## Begin Records

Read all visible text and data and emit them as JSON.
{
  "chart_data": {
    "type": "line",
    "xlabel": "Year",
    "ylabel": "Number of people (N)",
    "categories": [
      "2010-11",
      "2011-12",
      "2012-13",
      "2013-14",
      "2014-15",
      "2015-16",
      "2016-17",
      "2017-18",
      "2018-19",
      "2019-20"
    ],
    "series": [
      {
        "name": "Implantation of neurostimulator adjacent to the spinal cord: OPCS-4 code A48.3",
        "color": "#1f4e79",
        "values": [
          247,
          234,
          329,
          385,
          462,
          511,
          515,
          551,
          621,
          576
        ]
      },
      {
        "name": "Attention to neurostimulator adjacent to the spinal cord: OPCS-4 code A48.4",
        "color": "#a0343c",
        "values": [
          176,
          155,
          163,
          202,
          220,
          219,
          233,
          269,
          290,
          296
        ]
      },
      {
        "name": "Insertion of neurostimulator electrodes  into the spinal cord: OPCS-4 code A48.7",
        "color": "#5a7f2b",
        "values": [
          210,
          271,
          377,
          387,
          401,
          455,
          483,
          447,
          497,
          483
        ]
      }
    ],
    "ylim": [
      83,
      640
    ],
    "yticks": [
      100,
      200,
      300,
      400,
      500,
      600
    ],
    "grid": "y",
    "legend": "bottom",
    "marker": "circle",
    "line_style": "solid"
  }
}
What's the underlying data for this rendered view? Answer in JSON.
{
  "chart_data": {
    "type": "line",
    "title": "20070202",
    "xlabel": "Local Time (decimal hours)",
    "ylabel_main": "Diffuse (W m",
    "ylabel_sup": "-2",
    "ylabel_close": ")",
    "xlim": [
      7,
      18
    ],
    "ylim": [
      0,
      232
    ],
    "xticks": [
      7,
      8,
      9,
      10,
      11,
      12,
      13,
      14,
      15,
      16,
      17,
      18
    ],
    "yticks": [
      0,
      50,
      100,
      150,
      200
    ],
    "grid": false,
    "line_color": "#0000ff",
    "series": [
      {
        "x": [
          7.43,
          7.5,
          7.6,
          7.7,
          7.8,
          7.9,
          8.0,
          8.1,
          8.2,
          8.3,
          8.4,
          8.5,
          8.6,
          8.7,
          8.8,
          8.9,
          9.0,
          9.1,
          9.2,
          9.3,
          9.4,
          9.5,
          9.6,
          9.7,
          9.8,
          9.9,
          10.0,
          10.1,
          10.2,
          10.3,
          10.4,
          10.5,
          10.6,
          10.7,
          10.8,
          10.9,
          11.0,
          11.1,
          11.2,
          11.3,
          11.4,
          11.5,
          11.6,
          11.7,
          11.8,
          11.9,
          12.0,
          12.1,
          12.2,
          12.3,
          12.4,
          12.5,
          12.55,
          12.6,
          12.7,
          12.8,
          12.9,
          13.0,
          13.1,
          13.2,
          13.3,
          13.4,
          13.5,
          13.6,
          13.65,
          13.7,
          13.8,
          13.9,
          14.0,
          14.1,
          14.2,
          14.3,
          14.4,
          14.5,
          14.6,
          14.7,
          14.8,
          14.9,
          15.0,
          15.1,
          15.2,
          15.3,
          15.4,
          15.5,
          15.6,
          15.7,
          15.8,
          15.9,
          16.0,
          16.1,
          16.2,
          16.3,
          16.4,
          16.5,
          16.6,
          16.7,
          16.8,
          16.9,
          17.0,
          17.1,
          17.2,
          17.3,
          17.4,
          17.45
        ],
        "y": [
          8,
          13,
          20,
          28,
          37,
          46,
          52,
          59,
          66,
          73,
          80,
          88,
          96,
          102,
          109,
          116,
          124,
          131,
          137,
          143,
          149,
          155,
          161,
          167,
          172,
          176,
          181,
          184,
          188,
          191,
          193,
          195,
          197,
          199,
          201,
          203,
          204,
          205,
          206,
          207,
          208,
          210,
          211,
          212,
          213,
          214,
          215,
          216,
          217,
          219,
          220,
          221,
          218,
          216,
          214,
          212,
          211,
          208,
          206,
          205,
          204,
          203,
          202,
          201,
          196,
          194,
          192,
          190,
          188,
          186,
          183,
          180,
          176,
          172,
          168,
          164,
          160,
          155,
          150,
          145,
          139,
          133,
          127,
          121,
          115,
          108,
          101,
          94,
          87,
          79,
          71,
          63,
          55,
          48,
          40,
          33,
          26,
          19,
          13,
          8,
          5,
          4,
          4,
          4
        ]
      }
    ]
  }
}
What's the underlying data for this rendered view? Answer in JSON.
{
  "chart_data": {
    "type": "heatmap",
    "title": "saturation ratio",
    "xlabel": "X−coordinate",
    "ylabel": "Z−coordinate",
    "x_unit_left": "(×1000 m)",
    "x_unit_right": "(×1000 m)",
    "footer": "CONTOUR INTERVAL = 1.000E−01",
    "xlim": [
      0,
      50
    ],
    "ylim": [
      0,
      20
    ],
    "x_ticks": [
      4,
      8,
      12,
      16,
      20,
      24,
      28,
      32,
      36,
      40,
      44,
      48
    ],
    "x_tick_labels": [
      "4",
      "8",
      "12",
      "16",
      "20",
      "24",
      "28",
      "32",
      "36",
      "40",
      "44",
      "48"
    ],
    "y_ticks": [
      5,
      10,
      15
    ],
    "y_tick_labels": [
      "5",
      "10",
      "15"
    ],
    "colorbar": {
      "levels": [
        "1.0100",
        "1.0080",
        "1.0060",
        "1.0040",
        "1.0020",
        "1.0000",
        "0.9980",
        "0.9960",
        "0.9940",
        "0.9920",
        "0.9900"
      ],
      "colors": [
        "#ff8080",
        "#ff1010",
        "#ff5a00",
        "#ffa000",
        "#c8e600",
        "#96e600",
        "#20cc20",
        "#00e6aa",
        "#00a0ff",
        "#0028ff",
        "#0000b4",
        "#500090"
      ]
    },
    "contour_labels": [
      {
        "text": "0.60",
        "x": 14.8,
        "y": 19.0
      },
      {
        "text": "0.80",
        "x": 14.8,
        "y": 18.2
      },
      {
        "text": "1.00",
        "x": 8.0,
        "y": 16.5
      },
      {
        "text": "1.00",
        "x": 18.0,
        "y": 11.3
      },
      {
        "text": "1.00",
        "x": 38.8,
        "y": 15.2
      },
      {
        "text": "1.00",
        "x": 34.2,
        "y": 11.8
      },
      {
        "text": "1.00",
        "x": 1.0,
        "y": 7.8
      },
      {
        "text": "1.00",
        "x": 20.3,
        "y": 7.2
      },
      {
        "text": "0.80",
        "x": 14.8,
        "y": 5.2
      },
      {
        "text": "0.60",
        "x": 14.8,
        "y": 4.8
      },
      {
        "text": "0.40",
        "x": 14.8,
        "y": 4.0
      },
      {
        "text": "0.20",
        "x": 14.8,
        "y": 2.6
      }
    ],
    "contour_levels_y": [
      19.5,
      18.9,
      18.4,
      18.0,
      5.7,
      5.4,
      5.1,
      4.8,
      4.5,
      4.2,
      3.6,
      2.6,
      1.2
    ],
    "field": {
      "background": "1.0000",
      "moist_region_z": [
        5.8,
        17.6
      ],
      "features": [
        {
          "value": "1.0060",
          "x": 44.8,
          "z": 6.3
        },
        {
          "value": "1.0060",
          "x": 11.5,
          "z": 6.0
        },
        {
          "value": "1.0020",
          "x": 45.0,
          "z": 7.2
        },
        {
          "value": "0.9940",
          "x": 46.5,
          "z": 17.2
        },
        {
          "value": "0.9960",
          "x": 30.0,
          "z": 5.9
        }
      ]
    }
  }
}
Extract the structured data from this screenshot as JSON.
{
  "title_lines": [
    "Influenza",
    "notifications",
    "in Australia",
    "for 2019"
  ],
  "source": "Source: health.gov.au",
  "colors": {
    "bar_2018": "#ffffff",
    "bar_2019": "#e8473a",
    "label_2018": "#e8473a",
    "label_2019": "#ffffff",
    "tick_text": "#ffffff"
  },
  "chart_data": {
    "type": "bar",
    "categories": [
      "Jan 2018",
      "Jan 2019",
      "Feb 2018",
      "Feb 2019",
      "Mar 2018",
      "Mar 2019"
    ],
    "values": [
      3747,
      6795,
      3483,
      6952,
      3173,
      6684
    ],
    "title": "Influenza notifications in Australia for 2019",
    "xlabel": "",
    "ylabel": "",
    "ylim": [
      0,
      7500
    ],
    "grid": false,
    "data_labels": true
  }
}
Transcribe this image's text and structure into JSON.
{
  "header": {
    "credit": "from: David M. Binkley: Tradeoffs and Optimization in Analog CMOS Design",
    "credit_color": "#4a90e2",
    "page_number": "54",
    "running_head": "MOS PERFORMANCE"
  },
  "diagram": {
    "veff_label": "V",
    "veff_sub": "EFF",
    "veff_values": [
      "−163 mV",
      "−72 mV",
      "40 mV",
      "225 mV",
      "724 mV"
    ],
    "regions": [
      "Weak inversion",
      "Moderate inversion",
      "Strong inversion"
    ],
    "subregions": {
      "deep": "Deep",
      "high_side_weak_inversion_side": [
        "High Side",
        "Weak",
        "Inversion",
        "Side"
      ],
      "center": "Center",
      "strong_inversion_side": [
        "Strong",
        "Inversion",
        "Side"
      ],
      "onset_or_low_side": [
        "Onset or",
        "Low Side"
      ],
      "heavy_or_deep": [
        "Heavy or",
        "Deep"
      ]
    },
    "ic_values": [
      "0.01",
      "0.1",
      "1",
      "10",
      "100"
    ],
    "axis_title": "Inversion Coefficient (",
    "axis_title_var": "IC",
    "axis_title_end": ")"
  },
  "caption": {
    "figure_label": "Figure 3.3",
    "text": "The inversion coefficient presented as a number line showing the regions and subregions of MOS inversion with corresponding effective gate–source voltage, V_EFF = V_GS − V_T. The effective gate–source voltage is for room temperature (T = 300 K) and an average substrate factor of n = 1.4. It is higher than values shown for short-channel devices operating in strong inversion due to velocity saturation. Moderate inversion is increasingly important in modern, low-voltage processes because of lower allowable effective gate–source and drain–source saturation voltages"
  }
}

## End Records

Pick out all lines containing the string "spinal".

        "name": "Implantation of neurostimulator adjacent to the spinal cord: OPCS-4 code A48.3",
        "name": "Attention to neurostimulator adjacent to the spinal cord: OPCS-4 code A48.4",
        "name": "Insertion of neurostimulator electrodes  into the spinal cord: OPCS-4 code A48.7",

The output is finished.